▶ [Records provided]:
▶
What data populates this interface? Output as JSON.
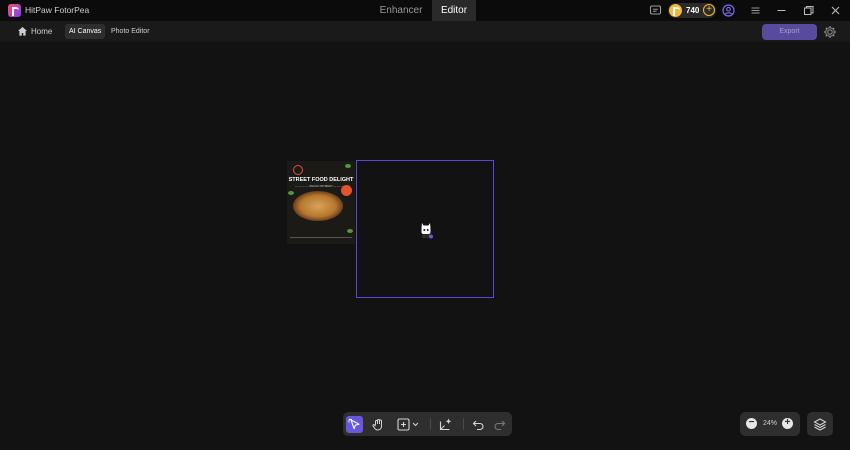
{
  "app": {
    "name": "HitPaw FotorPea"
  },
  "mode_tabs": [
    {
      "label": "Enhancer",
      "active": false
    },
    {
      "label": "Editor",
      "active": true
    }
  ],
  "titlebar": {
    "credits": "740",
    "icons": [
      "feedback-icon",
      "coin-icon",
      "add-credits-icon",
      "account-icon",
      "menu-icon",
      "minimize-icon",
      "restore-icon",
      "close-icon"
    ]
  },
  "subbar": {
    "home_label": "Home",
    "tabs": [
      {
        "label": "AI Canvas",
        "active": true
      },
      {
        "label": "Photo Editor",
        "active": false
      }
    ],
    "export_label": "Export"
  },
  "canvas": {
    "poster": {
      "title": "STREET FOOD DELIGHT",
      "subtitle": "— — — — SNACK PAYMENT — — — —"
    }
  },
  "toolbar": {
    "tools": [
      "select-tool-icon",
      "hand-tool-icon",
      "add-frame-icon",
      "ai-generate-icon",
      "undo-icon",
      "redo-icon"
    ],
    "active_tool": "select-tool-icon"
  },
  "zoom": {
    "value": "24%",
    "minus": "−",
    "plus": "+"
  },
  "colors": {
    "accent": "#6a57e0",
    "frame_border": "#5c47d6",
    "coin": "#f4b73a",
    "background": "#121212"
  }
}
◀
▶ [The request]: Write the full listing out again with every line unchanged, but include no pictures.

▶ [Task response]:
What data populates this interface? Output as JSON.
{
  "app": {
    "name": "HitPaw FotorPea"
  },
  "mode_tabs": [
    {
      "label": "Enhancer",
      "active": false
    },
    {
      "label": "Editor",
      "active": true
    }
  ],
  "titlebar": {
    "credits": "740",
    "icons": [
      "feedback-icon",
      "coin-icon",
      "add-credits-icon",
      "account-icon",
      "menu-icon",
      "minimize-icon",
      "restore-icon",
      "close-icon"
    ]
  },
  "subbar": {
    "home_label": "Home",
    "tabs": [
      {
        "label": "AI Canvas",
        "active": true
      },
      {
        "label": "Photo Editor",
        "active": false
      }
    ],
    "export_label": "Export"
  },
  "canvas": {
    "poster": {
      "title": "STREET FOOD DELIGHT",
      "subtitle": "— — — — SNACK PAYMENT — — — —"
    }
  },
  "toolbar": {
    "tools": [
      "select-tool-icon",
      "hand-tool-icon",
      "add-frame-icon",
      "ai-generate-icon",
      "undo-icon",
      "redo-icon"
    ],
    "active_tool": "select-tool-icon"
  },
  "zoom": {
    "value": "24%",
    "minus": "−",
    "plus": "+"
  },
  "colors": {
    "accent": "#6a57e0",
    "frame_border": "#5c47d6",
    "coin": "#f4b73a",
    "background": "#121212"
  }
}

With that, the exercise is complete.